- **Set problem**
Return all lines that include the string "screenshot".

- **Exercise input**
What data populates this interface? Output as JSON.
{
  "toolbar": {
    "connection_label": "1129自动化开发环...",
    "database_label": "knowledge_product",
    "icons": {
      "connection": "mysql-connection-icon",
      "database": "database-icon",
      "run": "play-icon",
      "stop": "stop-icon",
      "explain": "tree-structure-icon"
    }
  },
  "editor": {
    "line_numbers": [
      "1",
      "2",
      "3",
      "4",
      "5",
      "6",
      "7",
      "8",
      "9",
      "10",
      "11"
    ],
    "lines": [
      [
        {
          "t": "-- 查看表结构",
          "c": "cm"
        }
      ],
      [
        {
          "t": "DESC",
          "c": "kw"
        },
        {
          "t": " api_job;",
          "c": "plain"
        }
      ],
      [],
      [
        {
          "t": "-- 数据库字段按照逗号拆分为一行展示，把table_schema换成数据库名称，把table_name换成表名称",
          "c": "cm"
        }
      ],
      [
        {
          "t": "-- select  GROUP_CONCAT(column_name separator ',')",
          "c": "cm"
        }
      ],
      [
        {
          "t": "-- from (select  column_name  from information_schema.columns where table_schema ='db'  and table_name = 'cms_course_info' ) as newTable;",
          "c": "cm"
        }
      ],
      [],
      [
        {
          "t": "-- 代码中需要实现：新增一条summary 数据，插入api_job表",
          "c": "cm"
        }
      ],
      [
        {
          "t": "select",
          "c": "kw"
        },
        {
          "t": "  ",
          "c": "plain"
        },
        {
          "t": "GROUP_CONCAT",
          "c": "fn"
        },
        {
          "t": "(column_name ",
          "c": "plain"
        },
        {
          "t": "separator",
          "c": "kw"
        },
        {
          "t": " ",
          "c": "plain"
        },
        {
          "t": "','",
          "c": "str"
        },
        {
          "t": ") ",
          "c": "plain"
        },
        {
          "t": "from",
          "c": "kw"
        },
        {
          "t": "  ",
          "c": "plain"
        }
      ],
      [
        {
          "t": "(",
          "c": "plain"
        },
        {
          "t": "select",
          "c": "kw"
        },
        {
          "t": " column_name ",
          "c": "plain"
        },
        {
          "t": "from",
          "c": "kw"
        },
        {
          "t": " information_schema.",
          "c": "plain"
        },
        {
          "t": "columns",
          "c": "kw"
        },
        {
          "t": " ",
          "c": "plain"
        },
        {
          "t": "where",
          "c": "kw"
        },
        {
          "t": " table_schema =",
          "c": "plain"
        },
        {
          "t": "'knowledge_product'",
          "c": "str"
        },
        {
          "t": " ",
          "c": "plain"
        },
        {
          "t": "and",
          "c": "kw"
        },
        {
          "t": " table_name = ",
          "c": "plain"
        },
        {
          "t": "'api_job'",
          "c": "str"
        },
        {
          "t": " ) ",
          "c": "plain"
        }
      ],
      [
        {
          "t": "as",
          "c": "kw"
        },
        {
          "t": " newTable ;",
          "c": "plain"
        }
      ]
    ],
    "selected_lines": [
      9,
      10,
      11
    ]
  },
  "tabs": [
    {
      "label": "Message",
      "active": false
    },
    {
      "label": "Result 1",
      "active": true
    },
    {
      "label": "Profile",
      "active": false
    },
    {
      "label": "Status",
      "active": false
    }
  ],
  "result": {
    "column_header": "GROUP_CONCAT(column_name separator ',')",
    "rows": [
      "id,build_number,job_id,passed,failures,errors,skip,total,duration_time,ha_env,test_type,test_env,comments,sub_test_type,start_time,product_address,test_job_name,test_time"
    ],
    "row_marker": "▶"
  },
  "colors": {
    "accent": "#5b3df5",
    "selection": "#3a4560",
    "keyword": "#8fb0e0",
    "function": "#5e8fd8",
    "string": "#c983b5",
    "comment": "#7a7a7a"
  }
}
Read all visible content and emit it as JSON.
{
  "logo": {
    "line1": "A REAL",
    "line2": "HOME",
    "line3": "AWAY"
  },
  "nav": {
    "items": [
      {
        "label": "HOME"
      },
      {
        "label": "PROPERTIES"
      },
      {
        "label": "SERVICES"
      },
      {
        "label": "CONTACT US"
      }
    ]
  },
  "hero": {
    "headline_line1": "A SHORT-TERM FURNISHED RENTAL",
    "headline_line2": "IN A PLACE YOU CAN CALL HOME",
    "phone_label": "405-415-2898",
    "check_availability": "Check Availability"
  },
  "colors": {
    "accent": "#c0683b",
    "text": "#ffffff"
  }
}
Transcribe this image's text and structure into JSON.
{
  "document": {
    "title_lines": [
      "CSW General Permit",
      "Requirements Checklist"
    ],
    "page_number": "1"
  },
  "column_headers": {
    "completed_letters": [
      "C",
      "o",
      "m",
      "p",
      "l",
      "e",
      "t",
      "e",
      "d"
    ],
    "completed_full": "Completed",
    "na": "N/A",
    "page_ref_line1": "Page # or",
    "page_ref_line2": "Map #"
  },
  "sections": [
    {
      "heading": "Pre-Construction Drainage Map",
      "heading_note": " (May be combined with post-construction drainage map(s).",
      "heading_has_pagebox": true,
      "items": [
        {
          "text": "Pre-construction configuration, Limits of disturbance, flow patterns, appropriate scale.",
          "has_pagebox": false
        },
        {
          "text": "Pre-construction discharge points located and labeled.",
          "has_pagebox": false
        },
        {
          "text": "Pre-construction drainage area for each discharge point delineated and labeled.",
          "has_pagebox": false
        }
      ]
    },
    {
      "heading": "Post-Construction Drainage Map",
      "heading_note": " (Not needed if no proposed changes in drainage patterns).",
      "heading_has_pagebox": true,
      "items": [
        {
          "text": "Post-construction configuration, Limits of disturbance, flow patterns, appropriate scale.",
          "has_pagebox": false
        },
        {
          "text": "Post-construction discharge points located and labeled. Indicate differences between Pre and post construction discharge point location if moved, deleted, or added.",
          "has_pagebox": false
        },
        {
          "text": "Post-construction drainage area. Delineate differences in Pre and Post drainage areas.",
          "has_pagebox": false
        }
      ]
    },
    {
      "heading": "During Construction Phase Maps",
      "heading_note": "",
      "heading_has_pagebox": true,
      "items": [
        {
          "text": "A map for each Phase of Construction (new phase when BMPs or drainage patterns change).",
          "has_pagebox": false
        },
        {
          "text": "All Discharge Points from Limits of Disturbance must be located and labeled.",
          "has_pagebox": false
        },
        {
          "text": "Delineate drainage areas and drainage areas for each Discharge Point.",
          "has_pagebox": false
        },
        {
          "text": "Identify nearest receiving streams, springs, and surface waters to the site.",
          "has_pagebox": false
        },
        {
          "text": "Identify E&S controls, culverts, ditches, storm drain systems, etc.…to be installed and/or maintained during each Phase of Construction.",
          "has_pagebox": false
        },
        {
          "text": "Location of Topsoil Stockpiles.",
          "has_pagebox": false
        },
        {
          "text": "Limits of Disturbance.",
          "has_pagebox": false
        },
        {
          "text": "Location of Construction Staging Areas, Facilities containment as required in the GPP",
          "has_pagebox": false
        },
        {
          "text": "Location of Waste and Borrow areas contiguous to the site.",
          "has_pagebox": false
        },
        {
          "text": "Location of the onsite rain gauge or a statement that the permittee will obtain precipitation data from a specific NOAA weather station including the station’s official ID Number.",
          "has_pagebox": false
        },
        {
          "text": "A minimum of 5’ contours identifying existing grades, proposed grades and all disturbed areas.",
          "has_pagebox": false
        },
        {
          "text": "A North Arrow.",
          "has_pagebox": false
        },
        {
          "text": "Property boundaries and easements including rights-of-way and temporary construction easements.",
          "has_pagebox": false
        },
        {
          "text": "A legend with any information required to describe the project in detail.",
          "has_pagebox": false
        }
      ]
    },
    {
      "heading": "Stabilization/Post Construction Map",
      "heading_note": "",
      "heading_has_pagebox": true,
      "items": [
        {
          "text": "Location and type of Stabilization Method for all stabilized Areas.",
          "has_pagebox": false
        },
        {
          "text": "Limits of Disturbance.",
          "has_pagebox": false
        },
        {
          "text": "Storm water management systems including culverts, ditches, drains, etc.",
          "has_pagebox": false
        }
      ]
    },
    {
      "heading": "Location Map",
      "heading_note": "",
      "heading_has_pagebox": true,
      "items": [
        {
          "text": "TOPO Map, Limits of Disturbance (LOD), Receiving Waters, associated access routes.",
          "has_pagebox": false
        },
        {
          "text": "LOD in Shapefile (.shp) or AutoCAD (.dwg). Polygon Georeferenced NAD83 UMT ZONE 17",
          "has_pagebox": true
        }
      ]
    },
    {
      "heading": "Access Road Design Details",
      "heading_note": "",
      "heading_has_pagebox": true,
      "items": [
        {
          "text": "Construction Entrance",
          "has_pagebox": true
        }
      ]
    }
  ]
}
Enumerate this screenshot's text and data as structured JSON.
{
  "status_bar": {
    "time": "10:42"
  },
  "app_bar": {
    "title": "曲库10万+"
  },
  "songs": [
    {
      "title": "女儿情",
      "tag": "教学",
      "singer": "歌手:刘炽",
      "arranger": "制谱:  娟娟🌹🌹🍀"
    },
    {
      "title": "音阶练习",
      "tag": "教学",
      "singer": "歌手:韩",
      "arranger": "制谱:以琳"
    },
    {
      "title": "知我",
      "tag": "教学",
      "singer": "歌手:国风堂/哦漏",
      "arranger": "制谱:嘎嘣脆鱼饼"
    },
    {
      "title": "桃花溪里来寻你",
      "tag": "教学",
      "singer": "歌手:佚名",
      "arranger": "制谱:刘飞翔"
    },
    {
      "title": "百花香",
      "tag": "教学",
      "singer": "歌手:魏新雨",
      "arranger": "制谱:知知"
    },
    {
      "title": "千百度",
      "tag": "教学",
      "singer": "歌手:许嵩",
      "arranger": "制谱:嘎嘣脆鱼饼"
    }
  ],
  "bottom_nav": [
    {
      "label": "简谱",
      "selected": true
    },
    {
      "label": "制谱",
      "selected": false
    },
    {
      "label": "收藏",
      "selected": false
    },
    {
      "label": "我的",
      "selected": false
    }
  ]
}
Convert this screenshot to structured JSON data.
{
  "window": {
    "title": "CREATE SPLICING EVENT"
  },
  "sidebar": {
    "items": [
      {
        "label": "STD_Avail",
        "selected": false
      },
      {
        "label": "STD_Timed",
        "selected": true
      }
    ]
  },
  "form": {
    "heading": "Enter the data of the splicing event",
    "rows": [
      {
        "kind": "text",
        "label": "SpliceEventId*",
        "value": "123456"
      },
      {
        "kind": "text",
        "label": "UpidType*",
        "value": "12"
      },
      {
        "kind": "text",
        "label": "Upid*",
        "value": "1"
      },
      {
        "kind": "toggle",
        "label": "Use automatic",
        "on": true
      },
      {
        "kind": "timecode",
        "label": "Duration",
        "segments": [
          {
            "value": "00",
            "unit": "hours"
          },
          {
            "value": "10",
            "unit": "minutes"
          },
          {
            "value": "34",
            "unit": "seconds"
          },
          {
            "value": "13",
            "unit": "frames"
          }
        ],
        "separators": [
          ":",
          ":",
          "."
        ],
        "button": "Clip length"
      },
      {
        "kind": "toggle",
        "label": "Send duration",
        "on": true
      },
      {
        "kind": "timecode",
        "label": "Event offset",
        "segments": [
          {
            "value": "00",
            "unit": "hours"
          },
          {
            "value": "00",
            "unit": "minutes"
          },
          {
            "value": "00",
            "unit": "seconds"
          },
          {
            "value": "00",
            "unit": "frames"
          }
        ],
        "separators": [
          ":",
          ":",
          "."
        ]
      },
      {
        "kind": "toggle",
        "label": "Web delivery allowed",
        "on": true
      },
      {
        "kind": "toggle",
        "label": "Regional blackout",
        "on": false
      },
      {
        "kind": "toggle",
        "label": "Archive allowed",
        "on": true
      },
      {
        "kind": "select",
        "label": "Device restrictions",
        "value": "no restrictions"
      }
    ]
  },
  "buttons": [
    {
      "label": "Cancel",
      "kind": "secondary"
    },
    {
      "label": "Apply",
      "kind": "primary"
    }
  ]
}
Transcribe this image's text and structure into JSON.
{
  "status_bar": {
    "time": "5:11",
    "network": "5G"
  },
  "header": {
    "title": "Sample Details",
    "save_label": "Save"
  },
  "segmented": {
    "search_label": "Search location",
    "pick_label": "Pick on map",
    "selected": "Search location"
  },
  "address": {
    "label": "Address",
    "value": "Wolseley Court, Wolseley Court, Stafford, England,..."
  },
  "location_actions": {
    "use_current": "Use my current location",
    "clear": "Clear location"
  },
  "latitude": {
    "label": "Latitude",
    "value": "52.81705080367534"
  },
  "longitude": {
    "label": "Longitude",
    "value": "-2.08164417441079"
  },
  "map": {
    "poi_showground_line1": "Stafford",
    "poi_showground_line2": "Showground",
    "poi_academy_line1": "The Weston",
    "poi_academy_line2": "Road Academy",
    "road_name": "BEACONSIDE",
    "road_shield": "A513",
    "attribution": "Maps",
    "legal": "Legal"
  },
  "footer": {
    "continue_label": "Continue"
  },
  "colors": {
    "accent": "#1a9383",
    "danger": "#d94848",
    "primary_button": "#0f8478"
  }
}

- **Answer**
Enumerate this screenshot's text and data as structured JSON.
Convert this screenshot to structured JSON data.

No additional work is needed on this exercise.